▶ **Direction**
In the copy, include every entry exactly but none of the pictures.

▶ **Record excerpts**
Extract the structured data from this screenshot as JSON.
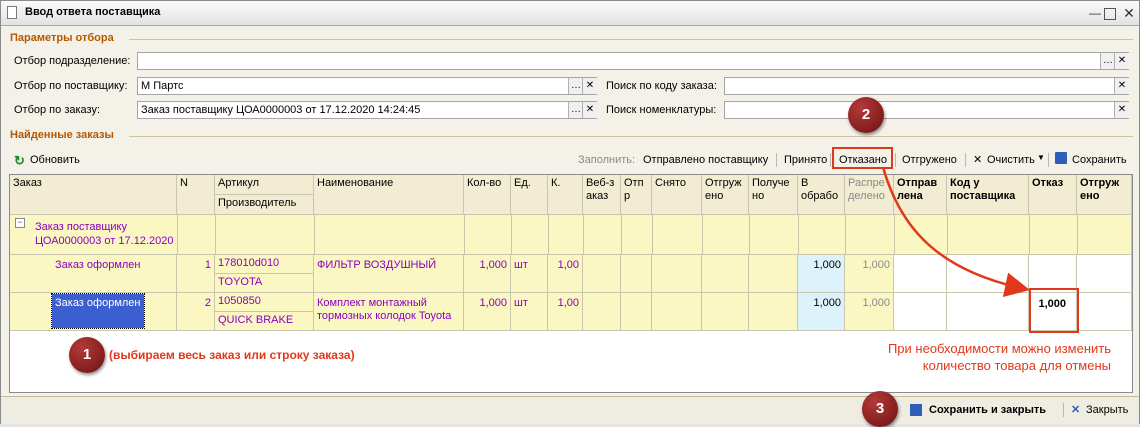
{
  "window": {
    "title": "Ввод ответа поставщика"
  },
  "filters": {
    "section_title": "Параметры отбора",
    "subdivision_label": "Отбор подразделение:",
    "subdivision_value": "",
    "supplier_label": "Отбор по поставщику:",
    "supplier_value": "М Партс",
    "order_label": "Отбор по заказу:",
    "order_value": "Заказ поставщику ЦОА0000003 от 17.12.2020 14:24:45",
    "order_code_search_label": "Поиск по коду заказа:",
    "order_code_search_value": "",
    "nomenclature_search_label": "Поиск номенклатуры:",
    "nomenclature_search_value": ""
  },
  "found": {
    "section_title": "Найденные заказы"
  },
  "toolbar": {
    "refresh": "Обновить",
    "fill_label": "Заполнить:",
    "sent": "Отправлено поставщику",
    "accepted": "Принято",
    "refused": "Отказано",
    "shipped": "Отгружено",
    "clear": "Очистить",
    "save": "Сохранить"
  },
  "table": {
    "headers": {
      "order": "Заказ",
      "n": "N",
      "article": "Артикул",
      "manufacturer": "Производитель",
      "name": "Наименование",
      "qty": "Кол-во",
      "unit": "Ед.",
      "k": "К.",
      "web": "Веб-з\nаказ",
      "otp": "Отп\nр",
      "removed": "Снято",
      "shipped": "Отгруж\nено",
      "received": "Получе\nно",
      "in_processing": "В\nобрабо",
      "distributed": "Распре\nделено",
      "sent": "Отправ\nлена",
      "supplier_code": "Код у\nпоставщика",
      "refusal": "Отказ",
      "shipped_bold": "Отгруж\nено"
    },
    "group": {
      "title": "Заказ поставщику ЦОА0000003 от 17.12.2020"
    },
    "rows": [
      {
        "status": "Заказ оформлен",
        "n": "1",
        "article": "178010d010",
        "manufacturer": "TOYOTA",
        "name": "ФИЛЬТР ВОЗДУШНЫЙ",
        "qty": "1,000",
        "unit": "шт",
        "k": "1,00",
        "in_processing": "1,000",
        "distributed": "1,000",
        "refusal": ""
      },
      {
        "status": "Заказ оформлен",
        "n": "2",
        "article": "1050850",
        "manufacturer": "QUICK BRAKE",
        "name": "Комплект монтажный тормозных колодок Toyota",
        "qty": "1,000",
        "unit": "шт",
        "k": "1,00",
        "in_processing": "1,000",
        "distributed": "1,000",
        "refusal": "1,000"
      }
    ]
  },
  "annotations": {
    "badge1": "1",
    "badge2": "2",
    "badge3": "3",
    "note1": "(выбираем весь заказ или строку заказа)",
    "note2_line1": "При необходимости можно изменить",
    "note2_line2": "количество товара для отмены"
  },
  "footer": {
    "save_close": "Сохранить и закрыть",
    "close": "Закрыть"
  },
  "colors": {
    "accent_red": "#e0391a",
    "badge_red": "#8b1a1a",
    "selection_blue": "#3b5fcf"
  }
}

▶ **Task output**
Extract the structured data from this screenshot as JSON.
{
  "window": {
    "title": "Ввод ответа поставщика"
  },
  "filters": {
    "section_title": "Параметры отбора",
    "subdivision_label": "Отбор подразделение:",
    "subdivision_value": "",
    "supplier_label": "Отбор по поставщику:",
    "supplier_value": "М Партс",
    "order_label": "Отбор по заказу:",
    "order_value": "Заказ поставщику ЦОА0000003 от 17.12.2020 14:24:45",
    "order_code_search_label": "Поиск по коду заказа:",
    "order_code_search_value": "",
    "nomenclature_search_label": "Поиск номенклатуры:",
    "nomenclature_search_value": ""
  },
  "found": {
    "section_title": "Найденные заказы"
  },
  "toolbar": {
    "refresh": "Обновить",
    "fill_label": "Заполнить:",
    "sent": "Отправлено поставщику",
    "accepted": "Принято",
    "refused": "Отказано",
    "shipped": "Отгружено",
    "clear": "Очистить",
    "save": "Сохранить"
  },
  "table": {
    "headers": {
      "order": "Заказ",
      "n": "N",
      "article": "Артикул",
      "manufacturer": "Производитель",
      "name": "Наименование",
      "qty": "Кол-во",
      "unit": "Ед.",
      "k": "К.",
      "web": "Веб-з\nаказ",
      "otp": "Отп\nр",
      "removed": "Снято",
      "shipped": "Отгруж\nено",
      "received": "Получе\nно",
      "in_processing": "В\nобрабо",
      "distributed": "Распре\nделено",
      "sent": "Отправ\nлена",
      "supplier_code": "Код у\nпоставщика",
      "refusal": "Отказ",
      "shipped_bold": "Отгруж\nено"
    },
    "group": {
      "title": "Заказ поставщику ЦОА0000003 от 17.12.2020"
    },
    "rows": [
      {
        "status": "Заказ оформлен",
        "n": "1",
        "article": "178010d010",
        "manufacturer": "TOYOTA",
        "name": "ФИЛЬТР ВОЗДУШНЫЙ",
        "qty": "1,000",
        "unit": "шт",
        "k": "1,00",
        "in_processing": "1,000",
        "distributed": "1,000",
        "refusal": ""
      },
      {
        "status": "Заказ оформлен",
        "n": "2",
        "article": "1050850",
        "manufacturer": "QUICK BRAKE",
        "name": "Комплект монтажный тормозных колодок Toyota",
        "qty": "1,000",
        "unit": "шт",
        "k": "1,00",
        "in_processing": "1,000",
        "distributed": "1,000",
        "refusal": "1,000"
      }
    ]
  },
  "annotations": {
    "badge1": "1",
    "badge2": "2",
    "badge3": "3",
    "note1": "(выбираем весь заказ или строку заказа)",
    "note2_line1": "При необходимости можно изменить",
    "note2_line2": "количество товара для отмены"
  },
  "footer": {
    "save_close": "Сохранить и закрыть",
    "close": "Закрыть"
  },
  "colors": {
    "accent_red": "#e0391a",
    "badge_red": "#8b1a1a",
    "selection_blue": "#3b5fcf"
  }
}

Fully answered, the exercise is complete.